• **What is expected**:
Check every line of the data below for the string "volume", and copy the ones that hold it.

• **Source data**:
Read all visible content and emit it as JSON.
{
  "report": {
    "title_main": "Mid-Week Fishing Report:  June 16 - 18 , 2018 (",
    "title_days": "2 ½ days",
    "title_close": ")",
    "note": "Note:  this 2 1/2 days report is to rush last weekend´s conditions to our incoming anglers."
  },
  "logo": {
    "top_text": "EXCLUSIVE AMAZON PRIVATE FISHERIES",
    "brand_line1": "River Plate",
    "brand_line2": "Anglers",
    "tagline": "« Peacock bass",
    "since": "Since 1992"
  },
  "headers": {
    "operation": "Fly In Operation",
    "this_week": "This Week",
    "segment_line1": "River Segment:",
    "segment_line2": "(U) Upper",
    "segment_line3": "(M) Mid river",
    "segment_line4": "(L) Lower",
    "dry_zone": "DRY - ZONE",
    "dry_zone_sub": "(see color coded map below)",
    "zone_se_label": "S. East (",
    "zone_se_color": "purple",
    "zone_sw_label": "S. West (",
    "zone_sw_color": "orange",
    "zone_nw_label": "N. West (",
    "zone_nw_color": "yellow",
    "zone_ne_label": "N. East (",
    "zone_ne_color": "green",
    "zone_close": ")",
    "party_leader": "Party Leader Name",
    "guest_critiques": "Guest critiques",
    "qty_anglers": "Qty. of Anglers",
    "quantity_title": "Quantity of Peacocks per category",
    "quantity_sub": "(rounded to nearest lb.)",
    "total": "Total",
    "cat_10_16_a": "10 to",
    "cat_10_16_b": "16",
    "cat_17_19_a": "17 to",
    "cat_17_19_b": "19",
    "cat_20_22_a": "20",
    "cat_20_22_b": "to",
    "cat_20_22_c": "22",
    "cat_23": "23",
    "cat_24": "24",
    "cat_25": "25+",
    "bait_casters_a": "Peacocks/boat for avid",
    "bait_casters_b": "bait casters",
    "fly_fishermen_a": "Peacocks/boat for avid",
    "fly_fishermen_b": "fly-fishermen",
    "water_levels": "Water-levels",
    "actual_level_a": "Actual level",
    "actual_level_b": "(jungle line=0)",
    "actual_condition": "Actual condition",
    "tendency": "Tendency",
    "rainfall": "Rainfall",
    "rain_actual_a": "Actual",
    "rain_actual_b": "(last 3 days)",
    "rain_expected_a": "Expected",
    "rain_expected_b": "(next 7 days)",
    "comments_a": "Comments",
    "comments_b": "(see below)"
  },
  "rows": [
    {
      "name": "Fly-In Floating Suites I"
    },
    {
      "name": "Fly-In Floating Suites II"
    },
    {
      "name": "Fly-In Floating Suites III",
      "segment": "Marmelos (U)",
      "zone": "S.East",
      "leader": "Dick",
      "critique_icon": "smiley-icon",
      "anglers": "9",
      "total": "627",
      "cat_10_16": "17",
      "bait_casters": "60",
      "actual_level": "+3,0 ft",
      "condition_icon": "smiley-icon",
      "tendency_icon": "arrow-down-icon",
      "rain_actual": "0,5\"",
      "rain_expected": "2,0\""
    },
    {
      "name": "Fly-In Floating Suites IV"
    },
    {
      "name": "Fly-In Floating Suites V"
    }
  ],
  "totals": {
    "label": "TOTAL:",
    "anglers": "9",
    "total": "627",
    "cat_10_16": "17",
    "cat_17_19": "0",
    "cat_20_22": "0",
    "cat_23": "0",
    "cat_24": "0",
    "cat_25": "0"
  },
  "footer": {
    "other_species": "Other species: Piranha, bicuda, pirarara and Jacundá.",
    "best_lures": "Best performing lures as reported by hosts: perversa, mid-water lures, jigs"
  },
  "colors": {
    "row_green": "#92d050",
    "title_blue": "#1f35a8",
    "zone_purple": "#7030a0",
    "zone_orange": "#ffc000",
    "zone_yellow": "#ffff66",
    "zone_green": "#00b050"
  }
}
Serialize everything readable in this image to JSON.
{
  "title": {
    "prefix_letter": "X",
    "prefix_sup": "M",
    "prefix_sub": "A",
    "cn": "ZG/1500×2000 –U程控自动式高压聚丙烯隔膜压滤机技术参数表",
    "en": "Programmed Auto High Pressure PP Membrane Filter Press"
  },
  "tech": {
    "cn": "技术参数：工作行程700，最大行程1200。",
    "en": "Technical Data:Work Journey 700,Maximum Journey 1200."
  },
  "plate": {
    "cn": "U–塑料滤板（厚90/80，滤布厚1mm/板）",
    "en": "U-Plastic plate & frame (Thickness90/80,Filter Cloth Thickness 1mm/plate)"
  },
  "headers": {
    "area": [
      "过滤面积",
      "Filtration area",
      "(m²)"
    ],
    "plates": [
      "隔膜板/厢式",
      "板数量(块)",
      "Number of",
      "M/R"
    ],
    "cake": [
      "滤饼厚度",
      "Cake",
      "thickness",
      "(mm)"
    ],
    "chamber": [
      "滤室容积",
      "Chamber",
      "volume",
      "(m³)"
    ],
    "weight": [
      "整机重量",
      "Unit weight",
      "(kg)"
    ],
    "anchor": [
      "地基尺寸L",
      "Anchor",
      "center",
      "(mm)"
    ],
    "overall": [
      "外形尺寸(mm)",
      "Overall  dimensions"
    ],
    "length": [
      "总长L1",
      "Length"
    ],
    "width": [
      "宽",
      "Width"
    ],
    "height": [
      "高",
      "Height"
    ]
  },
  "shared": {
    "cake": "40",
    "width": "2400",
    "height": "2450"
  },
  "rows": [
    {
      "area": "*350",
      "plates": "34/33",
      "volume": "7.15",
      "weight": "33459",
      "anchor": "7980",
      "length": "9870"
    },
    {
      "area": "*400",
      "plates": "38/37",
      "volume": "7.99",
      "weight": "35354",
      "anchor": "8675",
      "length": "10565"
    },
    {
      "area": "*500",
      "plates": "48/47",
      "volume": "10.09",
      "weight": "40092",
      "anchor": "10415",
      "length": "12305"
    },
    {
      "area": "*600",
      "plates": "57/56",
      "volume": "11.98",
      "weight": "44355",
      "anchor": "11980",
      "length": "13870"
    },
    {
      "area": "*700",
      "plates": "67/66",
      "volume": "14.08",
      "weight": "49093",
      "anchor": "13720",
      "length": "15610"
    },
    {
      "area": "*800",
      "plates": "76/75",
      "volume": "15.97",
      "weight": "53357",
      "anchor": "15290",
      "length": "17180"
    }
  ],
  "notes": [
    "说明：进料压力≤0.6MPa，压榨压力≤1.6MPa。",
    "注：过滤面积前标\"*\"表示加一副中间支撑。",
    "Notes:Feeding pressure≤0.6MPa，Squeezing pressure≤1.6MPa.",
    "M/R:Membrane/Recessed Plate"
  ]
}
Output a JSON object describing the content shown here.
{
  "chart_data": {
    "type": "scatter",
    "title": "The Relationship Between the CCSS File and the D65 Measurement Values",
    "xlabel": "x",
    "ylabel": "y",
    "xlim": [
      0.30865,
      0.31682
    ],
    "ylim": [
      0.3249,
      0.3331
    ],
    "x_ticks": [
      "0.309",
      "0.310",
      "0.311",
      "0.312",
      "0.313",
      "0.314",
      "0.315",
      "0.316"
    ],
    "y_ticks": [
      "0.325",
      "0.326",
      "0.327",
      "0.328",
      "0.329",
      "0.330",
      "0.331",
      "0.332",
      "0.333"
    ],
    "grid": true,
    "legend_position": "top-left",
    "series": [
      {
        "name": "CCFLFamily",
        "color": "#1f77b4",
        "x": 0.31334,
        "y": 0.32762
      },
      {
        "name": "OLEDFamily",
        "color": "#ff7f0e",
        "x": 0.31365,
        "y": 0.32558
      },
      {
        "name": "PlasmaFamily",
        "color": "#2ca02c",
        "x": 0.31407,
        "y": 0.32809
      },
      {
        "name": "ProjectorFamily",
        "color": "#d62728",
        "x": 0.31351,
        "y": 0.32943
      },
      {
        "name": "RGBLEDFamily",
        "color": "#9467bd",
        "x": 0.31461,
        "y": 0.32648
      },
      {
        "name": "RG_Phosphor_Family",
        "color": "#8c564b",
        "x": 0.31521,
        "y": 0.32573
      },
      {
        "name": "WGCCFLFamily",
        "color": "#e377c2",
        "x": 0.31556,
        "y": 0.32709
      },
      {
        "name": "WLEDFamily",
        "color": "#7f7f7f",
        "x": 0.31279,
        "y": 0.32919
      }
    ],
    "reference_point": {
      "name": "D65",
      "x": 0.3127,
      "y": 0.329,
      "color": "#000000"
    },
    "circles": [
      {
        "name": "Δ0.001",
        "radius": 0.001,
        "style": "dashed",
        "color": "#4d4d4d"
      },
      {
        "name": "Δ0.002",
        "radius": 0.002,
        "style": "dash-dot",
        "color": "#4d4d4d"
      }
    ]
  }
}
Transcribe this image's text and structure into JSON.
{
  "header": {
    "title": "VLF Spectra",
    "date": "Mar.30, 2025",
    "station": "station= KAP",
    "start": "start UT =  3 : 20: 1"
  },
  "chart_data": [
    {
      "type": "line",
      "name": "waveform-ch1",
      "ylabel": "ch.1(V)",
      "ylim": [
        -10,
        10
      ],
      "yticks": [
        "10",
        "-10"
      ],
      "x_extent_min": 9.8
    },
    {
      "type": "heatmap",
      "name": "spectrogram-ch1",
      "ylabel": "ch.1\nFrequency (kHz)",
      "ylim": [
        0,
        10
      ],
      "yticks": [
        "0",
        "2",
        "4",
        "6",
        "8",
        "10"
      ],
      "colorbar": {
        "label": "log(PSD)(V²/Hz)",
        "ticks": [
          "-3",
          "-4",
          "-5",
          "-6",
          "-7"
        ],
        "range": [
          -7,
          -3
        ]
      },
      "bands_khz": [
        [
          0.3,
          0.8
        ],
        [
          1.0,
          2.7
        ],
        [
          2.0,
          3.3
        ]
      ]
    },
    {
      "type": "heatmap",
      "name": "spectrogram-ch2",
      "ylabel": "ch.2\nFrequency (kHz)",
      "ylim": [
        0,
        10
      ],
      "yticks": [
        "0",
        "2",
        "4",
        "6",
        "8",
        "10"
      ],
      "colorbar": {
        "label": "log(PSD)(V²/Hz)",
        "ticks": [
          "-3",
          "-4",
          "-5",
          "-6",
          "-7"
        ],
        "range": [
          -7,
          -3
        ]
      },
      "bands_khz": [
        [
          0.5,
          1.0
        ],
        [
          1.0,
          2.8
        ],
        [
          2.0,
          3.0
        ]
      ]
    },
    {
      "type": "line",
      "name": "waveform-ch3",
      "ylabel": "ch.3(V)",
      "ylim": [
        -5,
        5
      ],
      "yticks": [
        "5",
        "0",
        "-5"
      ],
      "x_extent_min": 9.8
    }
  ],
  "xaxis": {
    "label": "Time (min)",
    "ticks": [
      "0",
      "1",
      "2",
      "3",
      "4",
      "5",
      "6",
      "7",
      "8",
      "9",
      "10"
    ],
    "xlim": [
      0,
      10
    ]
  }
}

• **Correct result**:
      "volume",
      "volume": "7.15",
      "volume": "7.99",
      "volume": "10.09",
      "volume": "11.98",
      "volume": "14.08",
      "volume": "15.97",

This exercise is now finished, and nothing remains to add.